EXCERPT PROVIDED:
** Begin **
# Demon Shine or Alternative?



## HermaN (Dec 30, 2008)

Hi all, not been on here in a very, very long time. Sold off my last car (Evo 5) and got a cheap to run 2006 Audi A4 2.0TDI.

The car has been neglected from a cosmetic point of view, but looked after mechanically. Since I got it, it's had 2 washes in the local Tesco (yes....Tesco) car wash.....:doublesho

However, after I took it for the last wash the other week I had a look and thought to myself, the car actually has the potential to look half decent.

So, being the lazy sod that I am, I want to make it look as good as possible for as little effort as possible and also for as little money as possible. I mean, its a good car and all, but it's got a couple of dents and not worth me spending ££££ on products and hours of time on making it concourse clean.

So I already have some stuff from my Evo days such as 2 buckets, wash mitt, Autoglym shampoo, pressure washer, etc.
** End **
INFORMATION SUPPLIED:
** Begin **
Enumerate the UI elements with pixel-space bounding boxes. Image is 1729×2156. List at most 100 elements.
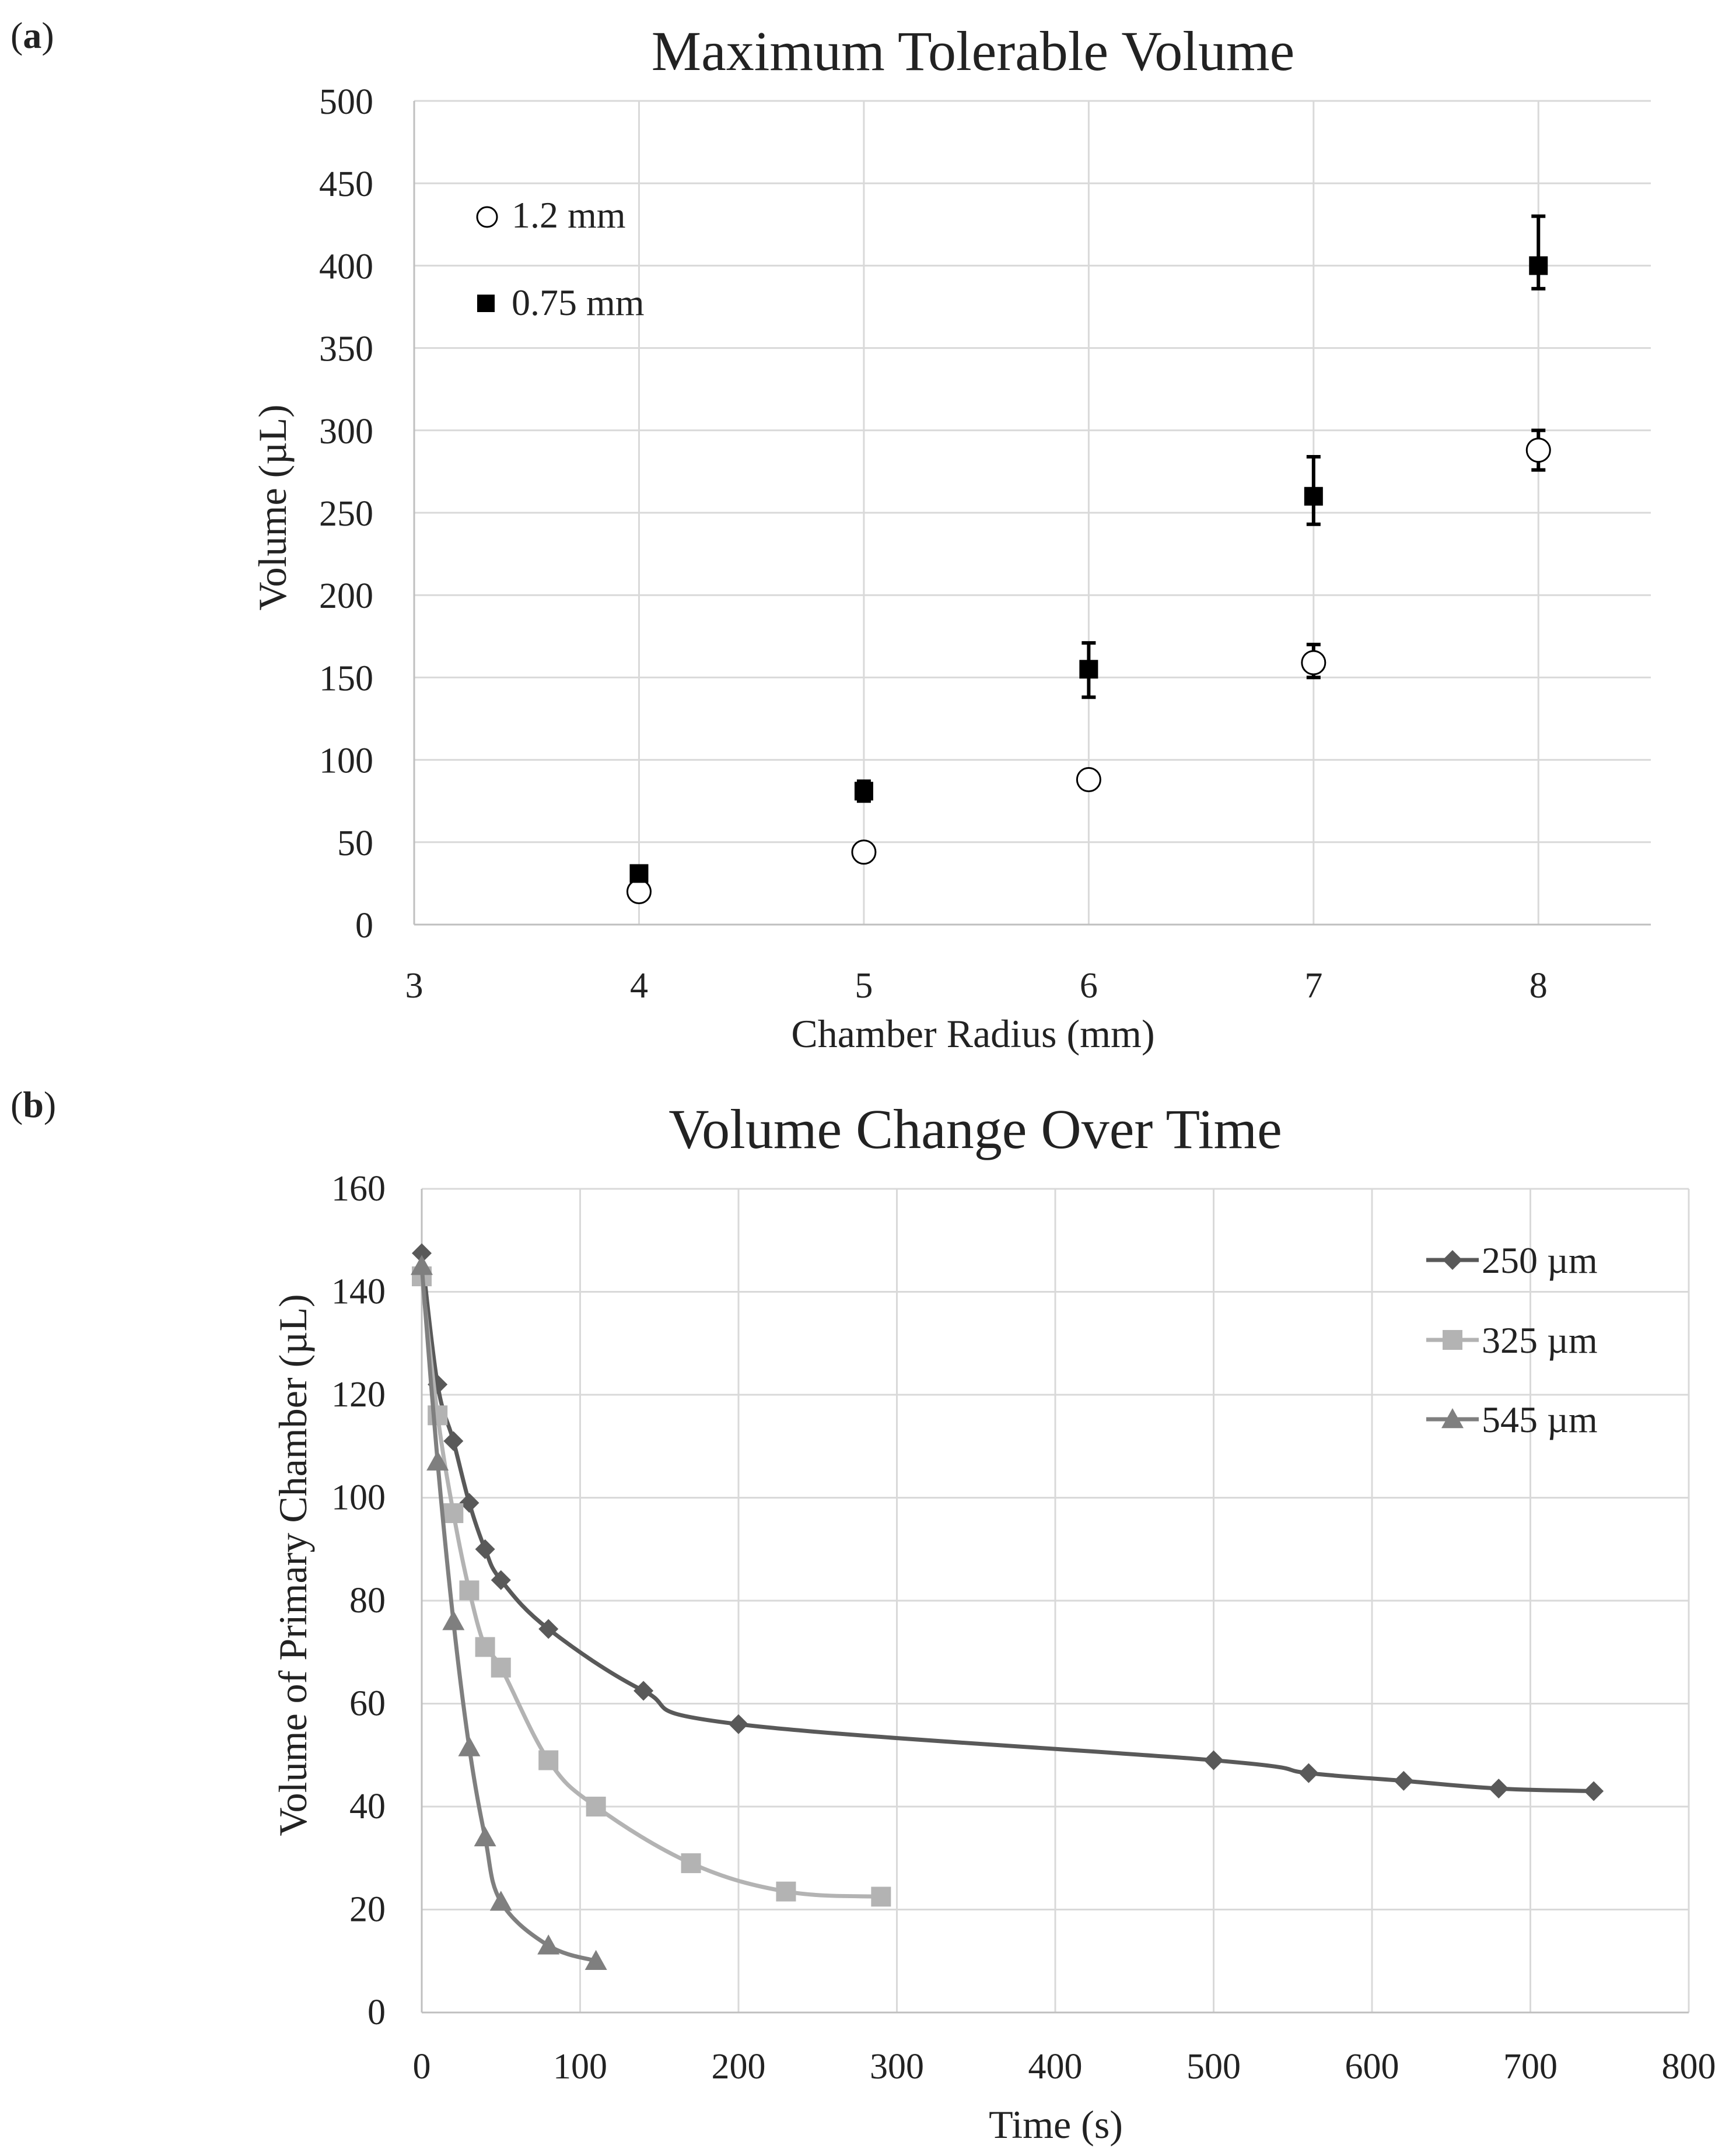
** End **
WHAT TO WORK ON:
Resume the car-care forum post from the point where it stops. The material comes from a separate source, unrelated to the car-care forum post.

TASK RESULT:
My real question is....what products are there that will help bring up a bit of a shine, and offer a bit of protection which you can apply quickly (spray on, wipe off).

I've read some reviews of Demon Shine, but wondering if there is something better out there which I can just pick up from Halfords or maybe online, as I would like to give it a clean this weekend.

Thanks


----------



## DrEskimo (Jan 7, 2016)

BSD for me. Not the best gloss but certainly the best protection for a spray on and off.


----------



## Mcpx (Mar 15, 2016)

I've used Demon Shine as a drying aid after washing and it does give some gloss, but very little protection. Instead of the £7 per litre stuff go for Carplan Trade Hi Wax Rinse from Halfords, £11 for 5 litres, exactly the same product from same manufacturer. 

The real product you need is Sonax Brilliant Shine Detailer, known as BSD, eurocarparts do it for about 7 quid for 750ml less their normal discounts (currently doing 25% off). Its a spray on, wipe off kind of deal but gives a really good gloss and excellent water beading with really very little effort. 

So good and so cheap I use it after every wash and keep a bottle in the car as emergency qd, but to be fair my car is polished and sealed with a good heavy duty wax so maintenance is pretty easy.


----------



## Hufty (Apr 27, 2015)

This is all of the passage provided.